▶ [EXERCISE BRIEF]
Keep only the lines of the data below that contain "JSON", and copy them.

(Data listing)
● ● ● ● ● ● ●

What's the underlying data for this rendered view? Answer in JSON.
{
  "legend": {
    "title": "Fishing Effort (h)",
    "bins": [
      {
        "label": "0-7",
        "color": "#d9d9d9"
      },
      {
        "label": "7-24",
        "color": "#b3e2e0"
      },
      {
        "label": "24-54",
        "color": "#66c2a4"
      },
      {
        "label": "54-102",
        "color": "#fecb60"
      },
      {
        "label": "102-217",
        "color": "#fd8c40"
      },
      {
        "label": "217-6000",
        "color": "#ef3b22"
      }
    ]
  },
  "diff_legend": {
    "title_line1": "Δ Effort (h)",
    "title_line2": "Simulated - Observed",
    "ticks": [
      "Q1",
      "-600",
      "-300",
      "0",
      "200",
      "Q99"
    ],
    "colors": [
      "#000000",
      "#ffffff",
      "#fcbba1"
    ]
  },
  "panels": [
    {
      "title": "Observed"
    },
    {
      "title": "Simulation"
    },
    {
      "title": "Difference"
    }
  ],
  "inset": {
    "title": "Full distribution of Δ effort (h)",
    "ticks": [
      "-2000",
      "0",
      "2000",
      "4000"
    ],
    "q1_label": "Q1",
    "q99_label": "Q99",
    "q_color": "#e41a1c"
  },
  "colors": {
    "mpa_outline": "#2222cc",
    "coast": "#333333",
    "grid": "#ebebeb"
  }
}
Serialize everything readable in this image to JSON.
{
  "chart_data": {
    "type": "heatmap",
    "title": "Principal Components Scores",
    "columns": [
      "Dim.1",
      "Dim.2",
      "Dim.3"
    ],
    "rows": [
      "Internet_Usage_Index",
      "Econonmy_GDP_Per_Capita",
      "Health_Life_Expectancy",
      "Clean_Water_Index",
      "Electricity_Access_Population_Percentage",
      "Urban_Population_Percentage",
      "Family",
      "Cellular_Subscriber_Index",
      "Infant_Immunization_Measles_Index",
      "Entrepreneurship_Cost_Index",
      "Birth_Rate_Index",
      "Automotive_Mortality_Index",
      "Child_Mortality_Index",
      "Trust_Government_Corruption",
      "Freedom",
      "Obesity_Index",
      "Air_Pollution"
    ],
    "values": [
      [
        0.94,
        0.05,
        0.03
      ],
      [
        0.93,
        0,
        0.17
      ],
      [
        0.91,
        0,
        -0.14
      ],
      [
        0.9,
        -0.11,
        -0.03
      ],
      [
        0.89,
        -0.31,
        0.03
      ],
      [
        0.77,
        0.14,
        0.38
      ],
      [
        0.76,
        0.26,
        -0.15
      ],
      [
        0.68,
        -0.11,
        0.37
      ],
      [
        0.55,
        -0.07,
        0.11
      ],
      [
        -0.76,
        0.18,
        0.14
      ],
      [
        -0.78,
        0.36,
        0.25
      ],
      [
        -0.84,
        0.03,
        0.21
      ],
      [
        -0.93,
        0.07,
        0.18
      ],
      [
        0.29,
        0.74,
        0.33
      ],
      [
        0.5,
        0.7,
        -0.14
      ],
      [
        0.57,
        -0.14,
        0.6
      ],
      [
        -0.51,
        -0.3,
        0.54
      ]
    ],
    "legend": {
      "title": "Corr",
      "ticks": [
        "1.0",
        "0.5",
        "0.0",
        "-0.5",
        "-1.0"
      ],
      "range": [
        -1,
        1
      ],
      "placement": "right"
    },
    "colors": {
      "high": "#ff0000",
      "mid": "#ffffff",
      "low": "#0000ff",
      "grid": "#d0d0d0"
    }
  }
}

● ● ● ● ● ● ●

▶ [ANSWER TO THE EXERCISE]
What's the underlying data for this rendered view? Answer in JSON.
Serialize everything readable in this image to JSON.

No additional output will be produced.